-- START --

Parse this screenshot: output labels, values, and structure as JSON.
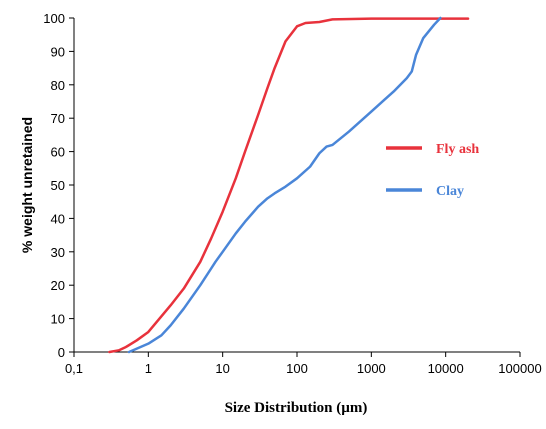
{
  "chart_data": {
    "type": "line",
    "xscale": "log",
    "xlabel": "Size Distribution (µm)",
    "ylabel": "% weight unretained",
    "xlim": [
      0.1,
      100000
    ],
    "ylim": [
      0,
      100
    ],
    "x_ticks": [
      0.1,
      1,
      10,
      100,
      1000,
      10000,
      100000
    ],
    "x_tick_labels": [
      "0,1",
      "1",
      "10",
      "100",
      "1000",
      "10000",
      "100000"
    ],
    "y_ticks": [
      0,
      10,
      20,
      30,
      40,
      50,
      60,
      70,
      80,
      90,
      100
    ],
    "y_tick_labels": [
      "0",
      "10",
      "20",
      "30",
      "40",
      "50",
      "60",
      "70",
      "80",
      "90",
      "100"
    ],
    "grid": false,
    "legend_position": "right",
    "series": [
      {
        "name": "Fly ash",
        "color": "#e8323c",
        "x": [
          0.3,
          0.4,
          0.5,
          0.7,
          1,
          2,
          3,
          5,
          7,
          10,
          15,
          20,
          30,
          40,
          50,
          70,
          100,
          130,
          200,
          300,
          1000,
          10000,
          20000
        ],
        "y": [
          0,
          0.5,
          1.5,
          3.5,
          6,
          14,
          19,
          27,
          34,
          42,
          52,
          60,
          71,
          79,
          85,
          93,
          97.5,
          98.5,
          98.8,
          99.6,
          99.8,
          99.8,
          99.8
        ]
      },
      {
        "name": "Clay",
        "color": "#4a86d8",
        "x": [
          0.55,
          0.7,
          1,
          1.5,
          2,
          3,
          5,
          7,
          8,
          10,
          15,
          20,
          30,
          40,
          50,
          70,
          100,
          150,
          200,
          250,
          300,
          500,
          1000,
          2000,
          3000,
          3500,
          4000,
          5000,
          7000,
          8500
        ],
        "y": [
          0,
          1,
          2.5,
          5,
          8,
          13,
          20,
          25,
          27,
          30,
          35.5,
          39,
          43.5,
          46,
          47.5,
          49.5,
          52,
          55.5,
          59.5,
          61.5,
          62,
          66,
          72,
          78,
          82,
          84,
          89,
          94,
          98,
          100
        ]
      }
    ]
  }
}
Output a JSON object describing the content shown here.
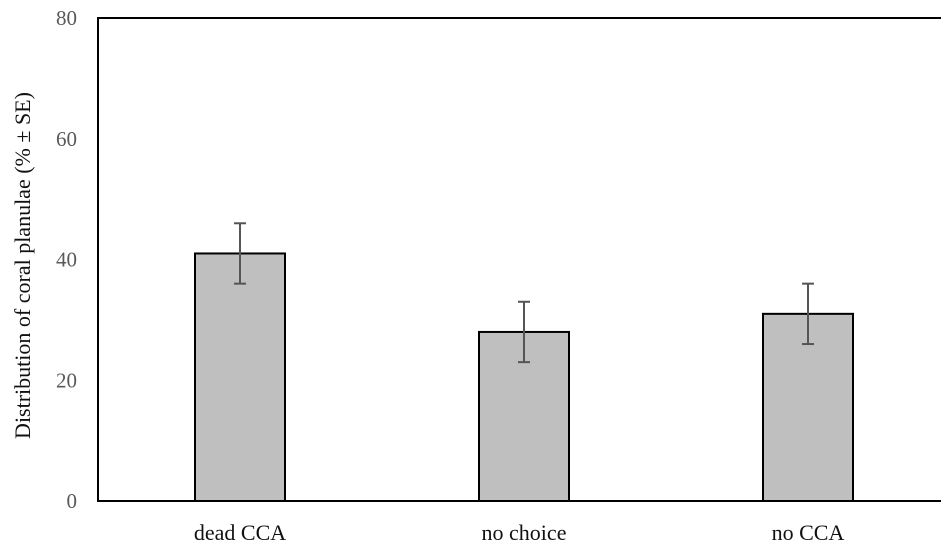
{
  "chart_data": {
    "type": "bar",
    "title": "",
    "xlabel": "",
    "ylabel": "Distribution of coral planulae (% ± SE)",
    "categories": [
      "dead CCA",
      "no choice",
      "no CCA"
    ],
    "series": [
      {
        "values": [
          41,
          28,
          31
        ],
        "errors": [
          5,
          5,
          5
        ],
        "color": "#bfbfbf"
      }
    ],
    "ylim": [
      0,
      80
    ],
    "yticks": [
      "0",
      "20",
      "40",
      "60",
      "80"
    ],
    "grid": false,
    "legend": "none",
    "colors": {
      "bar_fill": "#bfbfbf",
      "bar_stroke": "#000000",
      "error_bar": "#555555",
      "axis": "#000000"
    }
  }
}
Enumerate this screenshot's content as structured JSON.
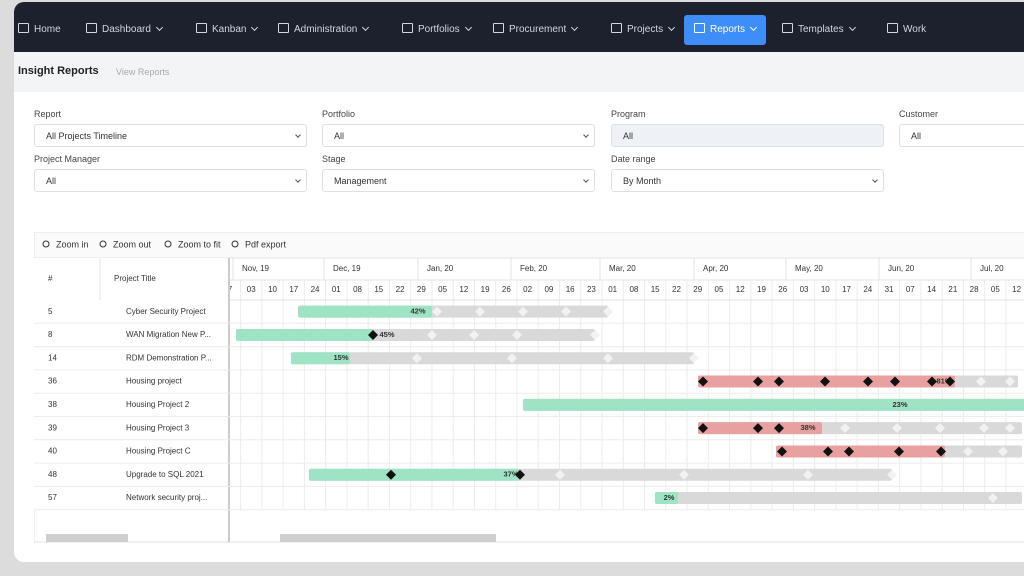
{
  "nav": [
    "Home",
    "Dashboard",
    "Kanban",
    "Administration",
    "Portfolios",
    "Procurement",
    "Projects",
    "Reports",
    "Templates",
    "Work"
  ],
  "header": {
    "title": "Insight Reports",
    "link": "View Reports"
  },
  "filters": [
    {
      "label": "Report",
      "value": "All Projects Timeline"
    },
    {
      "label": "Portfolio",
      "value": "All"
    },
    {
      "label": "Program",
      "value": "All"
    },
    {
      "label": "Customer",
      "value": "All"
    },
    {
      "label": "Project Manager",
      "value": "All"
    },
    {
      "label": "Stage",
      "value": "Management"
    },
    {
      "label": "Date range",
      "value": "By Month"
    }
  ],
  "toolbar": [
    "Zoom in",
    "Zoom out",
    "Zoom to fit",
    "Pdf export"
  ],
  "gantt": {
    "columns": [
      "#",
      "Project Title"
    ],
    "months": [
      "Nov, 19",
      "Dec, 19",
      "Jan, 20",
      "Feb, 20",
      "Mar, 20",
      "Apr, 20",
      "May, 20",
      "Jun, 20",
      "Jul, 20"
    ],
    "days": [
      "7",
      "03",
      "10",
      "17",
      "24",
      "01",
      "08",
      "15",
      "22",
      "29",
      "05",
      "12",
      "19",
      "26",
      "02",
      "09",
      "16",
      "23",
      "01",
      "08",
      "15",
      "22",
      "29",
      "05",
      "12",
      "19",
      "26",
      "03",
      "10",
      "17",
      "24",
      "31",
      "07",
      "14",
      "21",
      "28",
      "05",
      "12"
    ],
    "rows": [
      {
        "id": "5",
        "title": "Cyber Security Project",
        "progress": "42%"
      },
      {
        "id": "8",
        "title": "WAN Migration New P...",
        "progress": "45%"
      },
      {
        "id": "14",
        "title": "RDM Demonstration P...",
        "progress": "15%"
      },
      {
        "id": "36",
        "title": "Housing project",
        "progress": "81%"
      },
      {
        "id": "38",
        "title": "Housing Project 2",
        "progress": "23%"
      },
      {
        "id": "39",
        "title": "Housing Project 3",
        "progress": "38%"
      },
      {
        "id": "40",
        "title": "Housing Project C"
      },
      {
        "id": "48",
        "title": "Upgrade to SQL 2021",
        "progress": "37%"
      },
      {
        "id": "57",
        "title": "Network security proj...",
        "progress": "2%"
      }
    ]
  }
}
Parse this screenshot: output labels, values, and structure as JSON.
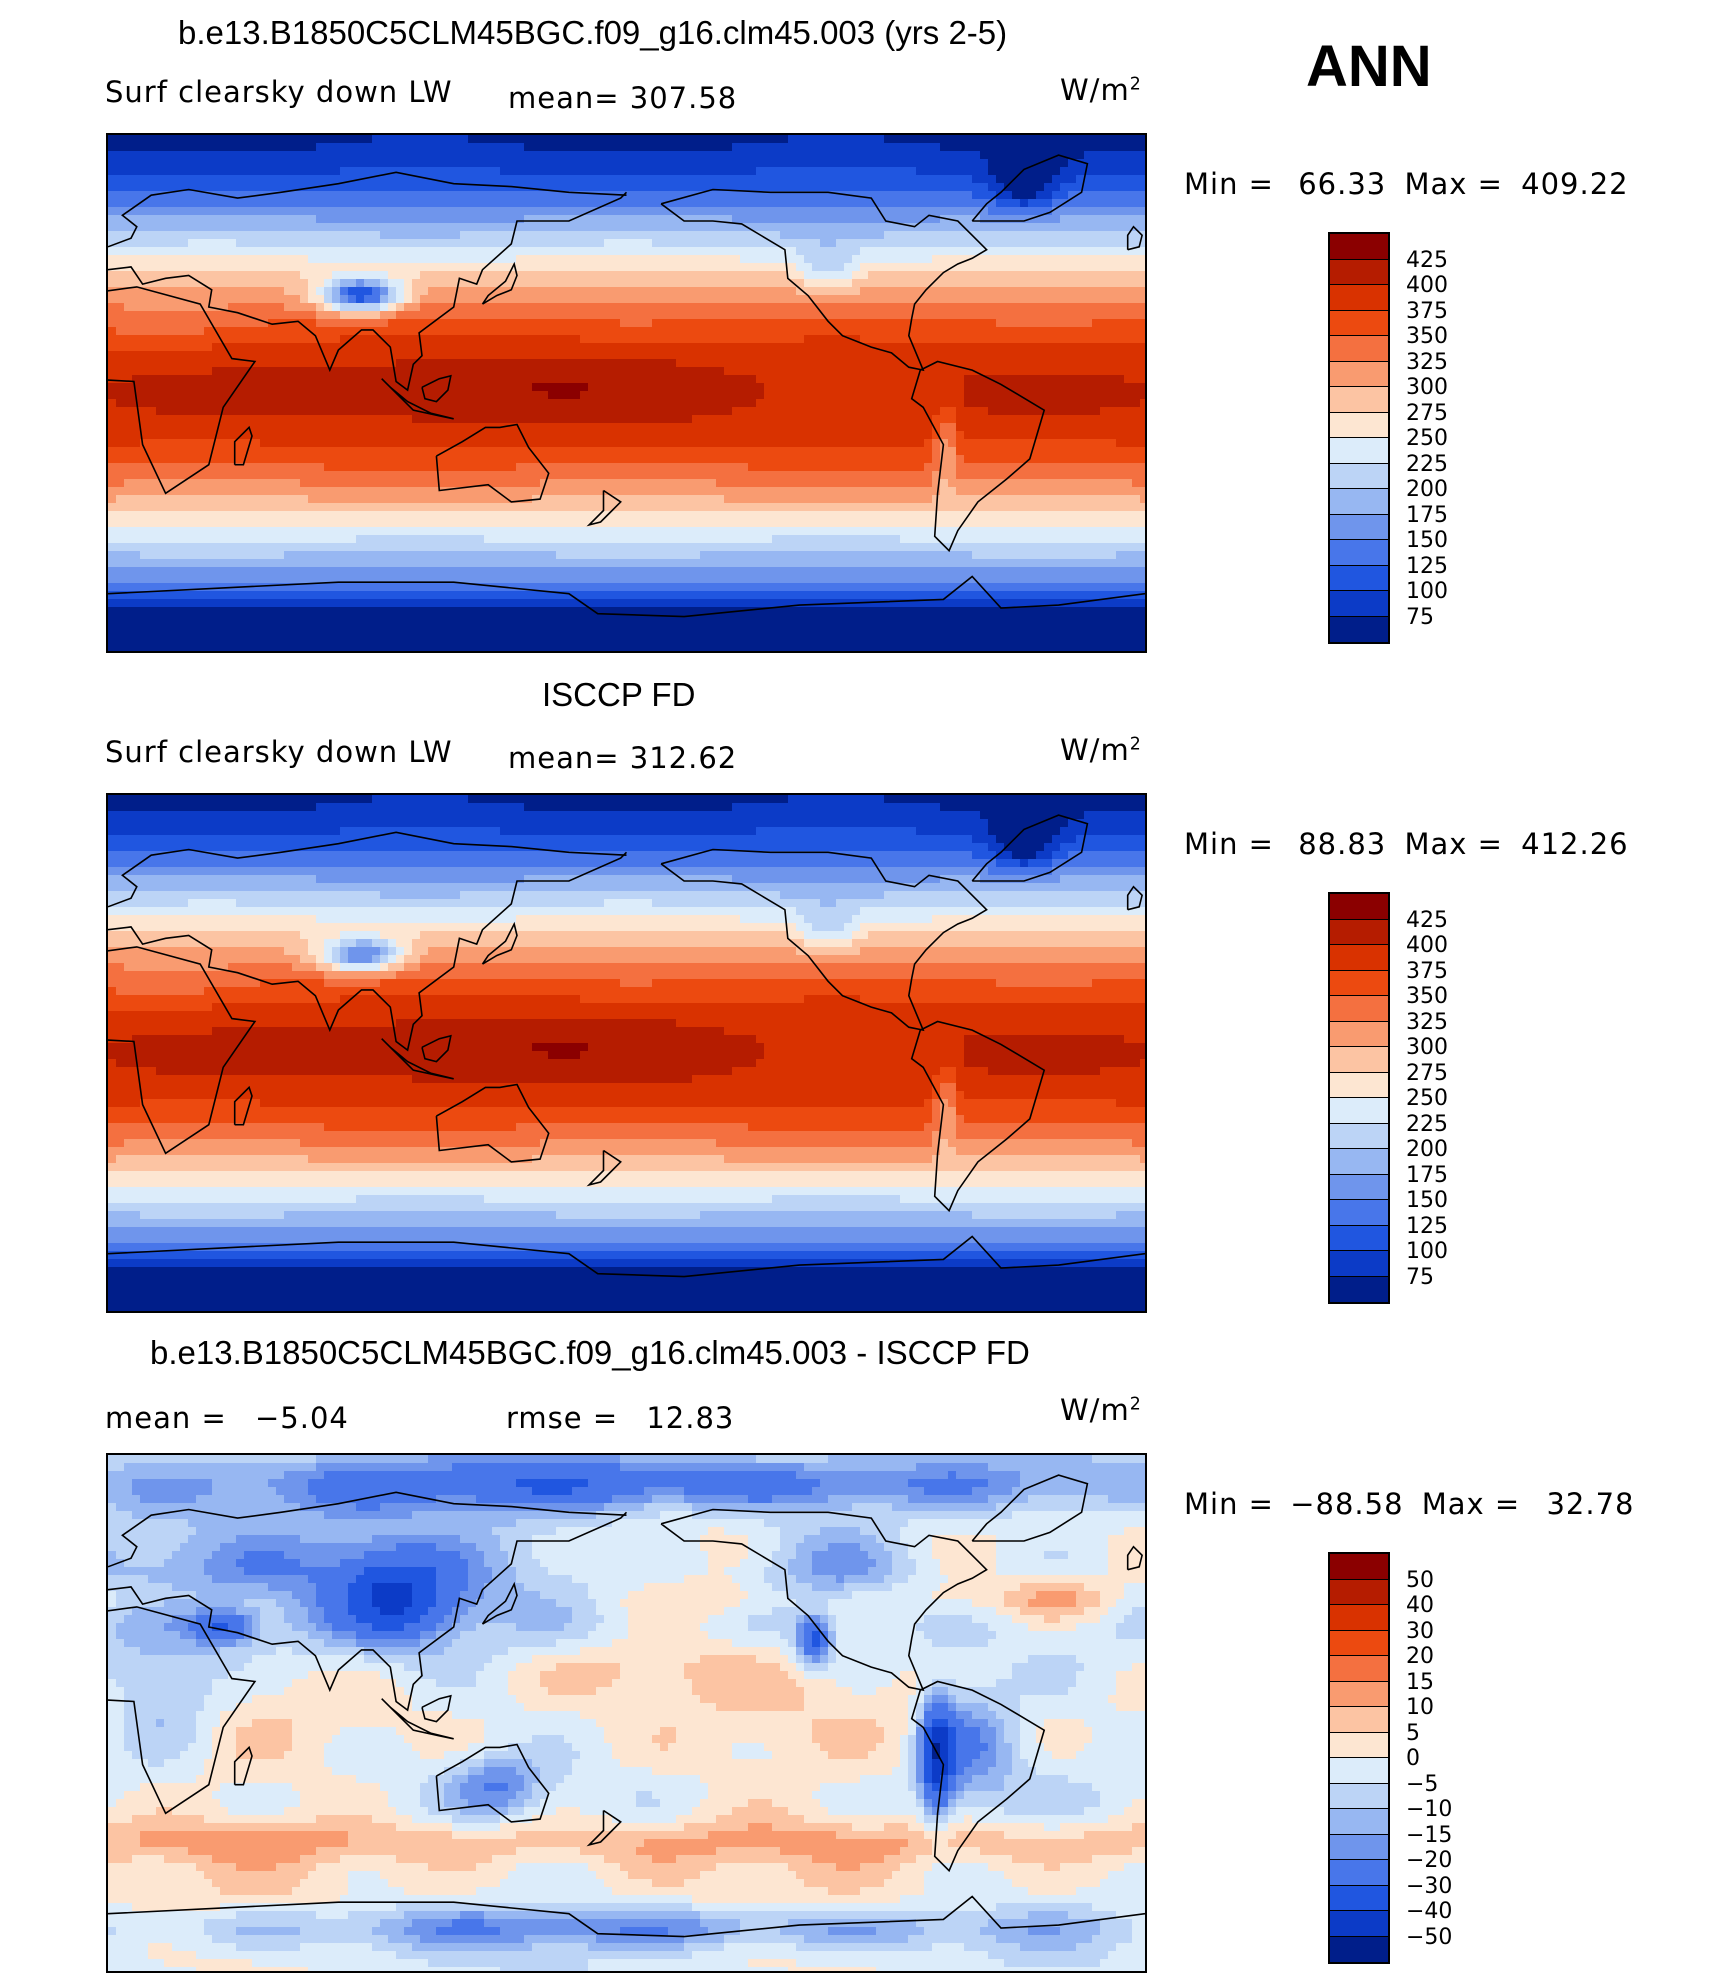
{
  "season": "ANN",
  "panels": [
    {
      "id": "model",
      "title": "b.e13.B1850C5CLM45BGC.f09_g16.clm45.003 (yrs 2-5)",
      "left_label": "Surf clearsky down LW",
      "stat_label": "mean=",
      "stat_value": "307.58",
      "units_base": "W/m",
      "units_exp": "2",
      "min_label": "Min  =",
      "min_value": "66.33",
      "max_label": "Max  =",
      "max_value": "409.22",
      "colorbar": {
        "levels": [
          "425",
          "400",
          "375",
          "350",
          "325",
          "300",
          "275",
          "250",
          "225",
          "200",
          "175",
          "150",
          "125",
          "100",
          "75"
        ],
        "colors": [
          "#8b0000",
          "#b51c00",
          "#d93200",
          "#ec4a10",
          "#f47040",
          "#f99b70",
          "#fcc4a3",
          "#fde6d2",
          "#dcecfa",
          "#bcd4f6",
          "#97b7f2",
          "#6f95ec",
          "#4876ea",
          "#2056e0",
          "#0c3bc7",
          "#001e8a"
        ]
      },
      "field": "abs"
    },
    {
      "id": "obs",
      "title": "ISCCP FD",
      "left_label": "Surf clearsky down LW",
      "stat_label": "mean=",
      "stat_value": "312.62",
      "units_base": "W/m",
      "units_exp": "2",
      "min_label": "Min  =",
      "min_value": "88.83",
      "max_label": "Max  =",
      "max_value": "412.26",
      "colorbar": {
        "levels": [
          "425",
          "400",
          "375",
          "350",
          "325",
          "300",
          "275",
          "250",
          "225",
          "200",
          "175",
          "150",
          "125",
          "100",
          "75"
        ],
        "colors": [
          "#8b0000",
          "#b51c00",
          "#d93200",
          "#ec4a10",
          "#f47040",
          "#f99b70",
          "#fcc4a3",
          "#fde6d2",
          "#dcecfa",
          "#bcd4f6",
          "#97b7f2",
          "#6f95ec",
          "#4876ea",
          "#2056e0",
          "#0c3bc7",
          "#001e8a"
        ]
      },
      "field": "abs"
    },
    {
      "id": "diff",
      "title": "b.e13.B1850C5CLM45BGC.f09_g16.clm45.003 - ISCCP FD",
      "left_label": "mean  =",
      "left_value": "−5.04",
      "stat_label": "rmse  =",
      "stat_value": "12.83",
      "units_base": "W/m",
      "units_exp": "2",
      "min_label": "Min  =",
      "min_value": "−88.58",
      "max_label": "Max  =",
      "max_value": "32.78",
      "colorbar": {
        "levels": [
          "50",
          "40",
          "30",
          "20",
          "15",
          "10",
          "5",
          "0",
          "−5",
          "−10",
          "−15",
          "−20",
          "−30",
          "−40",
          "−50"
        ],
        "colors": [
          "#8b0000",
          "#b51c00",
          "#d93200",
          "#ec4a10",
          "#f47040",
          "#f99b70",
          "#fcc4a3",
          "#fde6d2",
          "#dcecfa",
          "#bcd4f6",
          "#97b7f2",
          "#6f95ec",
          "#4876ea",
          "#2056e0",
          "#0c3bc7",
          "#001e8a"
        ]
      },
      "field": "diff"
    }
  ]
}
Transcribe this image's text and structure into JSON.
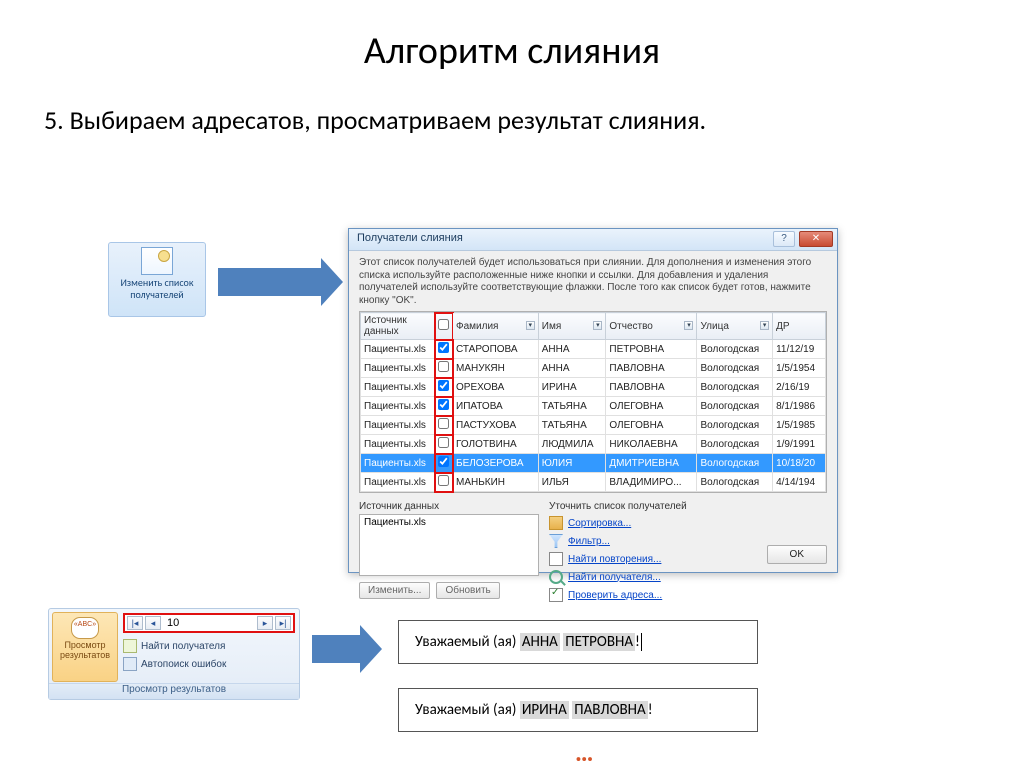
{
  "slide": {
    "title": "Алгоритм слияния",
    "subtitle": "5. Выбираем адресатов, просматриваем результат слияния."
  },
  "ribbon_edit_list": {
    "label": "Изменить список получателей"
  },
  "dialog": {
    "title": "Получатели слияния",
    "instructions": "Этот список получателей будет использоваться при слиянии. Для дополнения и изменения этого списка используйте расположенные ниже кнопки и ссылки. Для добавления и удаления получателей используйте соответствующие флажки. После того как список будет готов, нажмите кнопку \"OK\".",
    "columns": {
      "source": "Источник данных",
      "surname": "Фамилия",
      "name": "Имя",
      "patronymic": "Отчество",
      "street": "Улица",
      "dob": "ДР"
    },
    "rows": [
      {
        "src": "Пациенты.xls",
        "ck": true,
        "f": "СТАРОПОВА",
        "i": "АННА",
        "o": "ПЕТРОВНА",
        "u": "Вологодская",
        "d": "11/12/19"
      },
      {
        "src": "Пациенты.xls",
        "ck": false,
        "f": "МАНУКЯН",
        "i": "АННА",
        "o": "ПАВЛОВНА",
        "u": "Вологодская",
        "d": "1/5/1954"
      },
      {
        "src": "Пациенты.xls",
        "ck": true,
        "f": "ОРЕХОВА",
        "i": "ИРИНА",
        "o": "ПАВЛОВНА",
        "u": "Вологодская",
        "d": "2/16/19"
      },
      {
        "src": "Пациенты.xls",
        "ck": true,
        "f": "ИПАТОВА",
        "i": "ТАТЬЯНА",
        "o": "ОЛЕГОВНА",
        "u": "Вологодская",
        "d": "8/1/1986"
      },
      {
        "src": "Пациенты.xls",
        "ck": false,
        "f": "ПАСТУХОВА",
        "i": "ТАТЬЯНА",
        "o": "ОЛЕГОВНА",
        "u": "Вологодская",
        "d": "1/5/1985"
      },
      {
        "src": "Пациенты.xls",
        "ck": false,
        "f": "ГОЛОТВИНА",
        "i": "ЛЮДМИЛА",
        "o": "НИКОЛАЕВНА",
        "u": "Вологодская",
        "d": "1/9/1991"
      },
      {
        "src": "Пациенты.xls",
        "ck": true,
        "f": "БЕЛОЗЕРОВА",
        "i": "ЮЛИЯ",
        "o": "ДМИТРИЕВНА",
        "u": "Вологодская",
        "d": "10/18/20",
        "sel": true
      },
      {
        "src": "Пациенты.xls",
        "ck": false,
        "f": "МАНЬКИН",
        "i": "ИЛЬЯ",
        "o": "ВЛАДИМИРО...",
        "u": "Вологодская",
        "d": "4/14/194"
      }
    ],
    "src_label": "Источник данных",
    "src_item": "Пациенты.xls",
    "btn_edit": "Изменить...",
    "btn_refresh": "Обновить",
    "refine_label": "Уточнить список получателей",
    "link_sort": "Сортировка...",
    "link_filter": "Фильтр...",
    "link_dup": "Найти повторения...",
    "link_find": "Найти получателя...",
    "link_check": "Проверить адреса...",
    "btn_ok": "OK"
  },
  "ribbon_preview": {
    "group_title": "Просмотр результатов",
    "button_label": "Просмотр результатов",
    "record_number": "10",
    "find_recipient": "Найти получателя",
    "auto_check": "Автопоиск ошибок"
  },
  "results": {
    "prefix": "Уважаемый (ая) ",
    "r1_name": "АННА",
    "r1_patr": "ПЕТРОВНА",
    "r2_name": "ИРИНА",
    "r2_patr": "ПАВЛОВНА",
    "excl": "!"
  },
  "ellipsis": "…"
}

-- END --

## Work to be completed
Which lines include the word "Изменить"? Copy every one of them.

## Expected output
    "label": "Изменить список получателей"
    "btn_edit": "Изменить...",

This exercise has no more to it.